▶ [EXERCISE INSTRUCTIONS]:
1: Answer these questions about the passage on Australian language classification, using only what the passage states:
(a) Which two families make up Arandic?
(b) From which field was the punctuated equilibrium model adapted?
(c) What method do the papers in Bowern & Koch (2004) use?
2: Carry the passage on Australian language classification forward from its last sentence.

▶ [TEXT FOR ANALYSIS]:

>>>

He asserts that Lower Murray (five families and isolates), Arandic (2 families, Kaytetye and Arrernte), and Kalkatungic (2 isolates) are small Sprachbunds.

Dixon's theories of Australian language diachrony have been based on a model of punctuated equilibrium (adapted from the eponymous model in evolutionary biology) wherein he claims Australian languages to be ancient and to have—for the most part—remained in unchanging equilibrium with the exception of sporadic branching or speciation events in the phylogenetic tree. Part of Dixon's objections to the Pama–Nyungan family classification is the lack of obvious binary branching points which are implicitly or explicitly entailed by his model.

===Mainstream rejoinders===
However, the papers in Bowern & Koch (2004) demonstrate about ten traditional groups, including Pama–Nyungan, and its sub-branches such as Arandic, using the comparative method.

<<<

▶ [MATERIAL SHOWN]:
>>>

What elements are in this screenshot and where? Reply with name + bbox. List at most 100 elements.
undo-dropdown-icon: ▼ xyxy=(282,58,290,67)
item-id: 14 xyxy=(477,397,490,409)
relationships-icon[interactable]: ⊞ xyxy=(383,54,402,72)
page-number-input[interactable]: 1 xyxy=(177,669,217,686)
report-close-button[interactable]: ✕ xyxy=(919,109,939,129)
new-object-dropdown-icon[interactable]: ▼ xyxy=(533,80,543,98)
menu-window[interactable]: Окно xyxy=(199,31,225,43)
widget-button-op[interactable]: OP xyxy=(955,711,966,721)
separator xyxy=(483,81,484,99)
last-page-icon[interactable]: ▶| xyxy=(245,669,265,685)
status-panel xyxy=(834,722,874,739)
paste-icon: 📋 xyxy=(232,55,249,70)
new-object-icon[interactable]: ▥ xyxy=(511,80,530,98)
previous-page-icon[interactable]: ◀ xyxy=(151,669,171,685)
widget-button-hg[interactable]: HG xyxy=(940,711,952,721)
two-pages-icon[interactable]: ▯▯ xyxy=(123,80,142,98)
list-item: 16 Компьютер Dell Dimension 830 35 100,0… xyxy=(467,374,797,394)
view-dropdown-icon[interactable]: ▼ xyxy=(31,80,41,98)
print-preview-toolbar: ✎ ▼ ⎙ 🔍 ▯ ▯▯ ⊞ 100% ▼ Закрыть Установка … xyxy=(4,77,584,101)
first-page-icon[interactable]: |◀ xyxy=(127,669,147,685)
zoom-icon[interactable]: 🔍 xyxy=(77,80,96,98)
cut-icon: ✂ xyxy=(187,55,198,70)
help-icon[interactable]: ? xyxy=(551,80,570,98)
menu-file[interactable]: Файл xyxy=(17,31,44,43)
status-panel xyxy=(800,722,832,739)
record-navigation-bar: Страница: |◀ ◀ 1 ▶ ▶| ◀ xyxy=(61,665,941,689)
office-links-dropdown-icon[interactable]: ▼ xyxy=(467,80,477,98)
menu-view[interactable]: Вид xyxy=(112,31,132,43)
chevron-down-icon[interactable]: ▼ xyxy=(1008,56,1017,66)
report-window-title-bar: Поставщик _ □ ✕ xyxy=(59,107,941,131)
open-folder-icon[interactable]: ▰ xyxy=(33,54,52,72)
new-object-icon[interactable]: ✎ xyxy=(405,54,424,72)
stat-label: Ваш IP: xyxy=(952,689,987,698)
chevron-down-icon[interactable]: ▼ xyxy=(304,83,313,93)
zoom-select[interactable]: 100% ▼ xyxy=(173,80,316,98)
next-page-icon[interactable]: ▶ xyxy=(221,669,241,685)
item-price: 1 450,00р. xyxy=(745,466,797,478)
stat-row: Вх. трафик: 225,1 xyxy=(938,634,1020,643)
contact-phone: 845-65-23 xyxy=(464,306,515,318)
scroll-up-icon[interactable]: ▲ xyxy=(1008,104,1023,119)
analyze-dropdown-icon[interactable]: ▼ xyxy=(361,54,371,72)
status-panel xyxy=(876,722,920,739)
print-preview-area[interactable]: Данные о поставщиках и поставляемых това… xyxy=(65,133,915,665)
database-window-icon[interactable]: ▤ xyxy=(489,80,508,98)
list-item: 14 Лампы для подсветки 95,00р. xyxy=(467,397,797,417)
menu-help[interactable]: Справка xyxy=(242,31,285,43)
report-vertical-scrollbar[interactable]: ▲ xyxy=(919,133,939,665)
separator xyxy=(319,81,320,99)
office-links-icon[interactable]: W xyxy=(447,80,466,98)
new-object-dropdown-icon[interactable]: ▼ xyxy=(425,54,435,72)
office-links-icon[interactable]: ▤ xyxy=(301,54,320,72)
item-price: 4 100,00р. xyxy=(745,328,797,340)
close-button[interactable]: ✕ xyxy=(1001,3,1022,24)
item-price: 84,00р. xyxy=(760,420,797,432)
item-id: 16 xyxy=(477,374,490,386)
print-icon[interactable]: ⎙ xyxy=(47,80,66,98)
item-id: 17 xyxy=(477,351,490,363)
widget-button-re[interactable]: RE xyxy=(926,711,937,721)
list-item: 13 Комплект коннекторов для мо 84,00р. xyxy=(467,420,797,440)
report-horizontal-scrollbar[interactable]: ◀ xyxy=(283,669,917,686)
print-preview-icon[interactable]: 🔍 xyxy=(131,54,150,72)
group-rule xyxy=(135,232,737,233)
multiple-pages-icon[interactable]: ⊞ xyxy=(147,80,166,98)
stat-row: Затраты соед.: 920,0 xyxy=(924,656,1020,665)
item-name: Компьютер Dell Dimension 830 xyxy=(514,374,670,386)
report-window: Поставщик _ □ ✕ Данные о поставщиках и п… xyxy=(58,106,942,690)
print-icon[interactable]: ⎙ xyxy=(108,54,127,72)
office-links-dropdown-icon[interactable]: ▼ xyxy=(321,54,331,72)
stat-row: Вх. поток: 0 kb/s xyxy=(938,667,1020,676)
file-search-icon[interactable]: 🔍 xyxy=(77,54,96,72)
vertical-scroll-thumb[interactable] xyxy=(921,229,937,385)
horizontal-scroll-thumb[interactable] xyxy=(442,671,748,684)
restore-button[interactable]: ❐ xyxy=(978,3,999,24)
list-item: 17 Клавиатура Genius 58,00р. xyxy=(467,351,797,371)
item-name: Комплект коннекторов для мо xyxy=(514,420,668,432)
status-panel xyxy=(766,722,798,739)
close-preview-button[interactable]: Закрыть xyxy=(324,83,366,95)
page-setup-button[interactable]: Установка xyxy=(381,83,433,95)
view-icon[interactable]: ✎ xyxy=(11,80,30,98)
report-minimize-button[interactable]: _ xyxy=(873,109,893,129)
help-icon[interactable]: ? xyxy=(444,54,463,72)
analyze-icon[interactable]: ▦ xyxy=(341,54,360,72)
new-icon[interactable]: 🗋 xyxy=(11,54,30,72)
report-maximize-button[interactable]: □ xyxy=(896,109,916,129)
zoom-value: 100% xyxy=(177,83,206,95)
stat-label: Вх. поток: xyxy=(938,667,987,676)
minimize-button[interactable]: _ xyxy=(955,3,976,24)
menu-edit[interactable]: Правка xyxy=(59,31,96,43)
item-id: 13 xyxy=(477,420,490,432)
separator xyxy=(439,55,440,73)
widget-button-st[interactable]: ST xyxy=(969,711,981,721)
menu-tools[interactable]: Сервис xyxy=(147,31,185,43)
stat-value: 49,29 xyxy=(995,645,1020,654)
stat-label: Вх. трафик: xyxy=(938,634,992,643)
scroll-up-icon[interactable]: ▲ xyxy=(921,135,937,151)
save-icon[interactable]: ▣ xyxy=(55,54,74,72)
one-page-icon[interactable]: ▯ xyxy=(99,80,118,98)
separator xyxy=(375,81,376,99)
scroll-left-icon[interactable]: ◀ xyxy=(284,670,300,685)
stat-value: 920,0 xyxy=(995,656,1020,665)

<<<

▶ [SET OF ANSWERS]:
1:
(a) Kaytetye and Arrernte.
(b) Evolutionary biology.
(c) The comparative method.

2:
In his last published paper from the same collection, Ken Hale describes Dixon's scepticism as an erroneous phylogenetic assessment which is "so bizarrely faulted, and such an insult to the eminently successful practitioners of Comparative Method Linguistics in Australia, that it positively demands a decisive riposte." In the same work Hale provides unique pronominal and grammatical evidence (with suppletion) as well as more than fifty basic-vocabulary cognates (showing regular sound correspondences) between the Proto-Northern-and-Middle Pamic (pNMP) family of the Cape York Peninsula on the Australian northeast coast and Proto-Ngayarta of the Australian west coast, some 3,000 km apart (as well as from many other languages), to support the Pama–Nyungan grouping, whose age he compares to that of Proto-Indo-European.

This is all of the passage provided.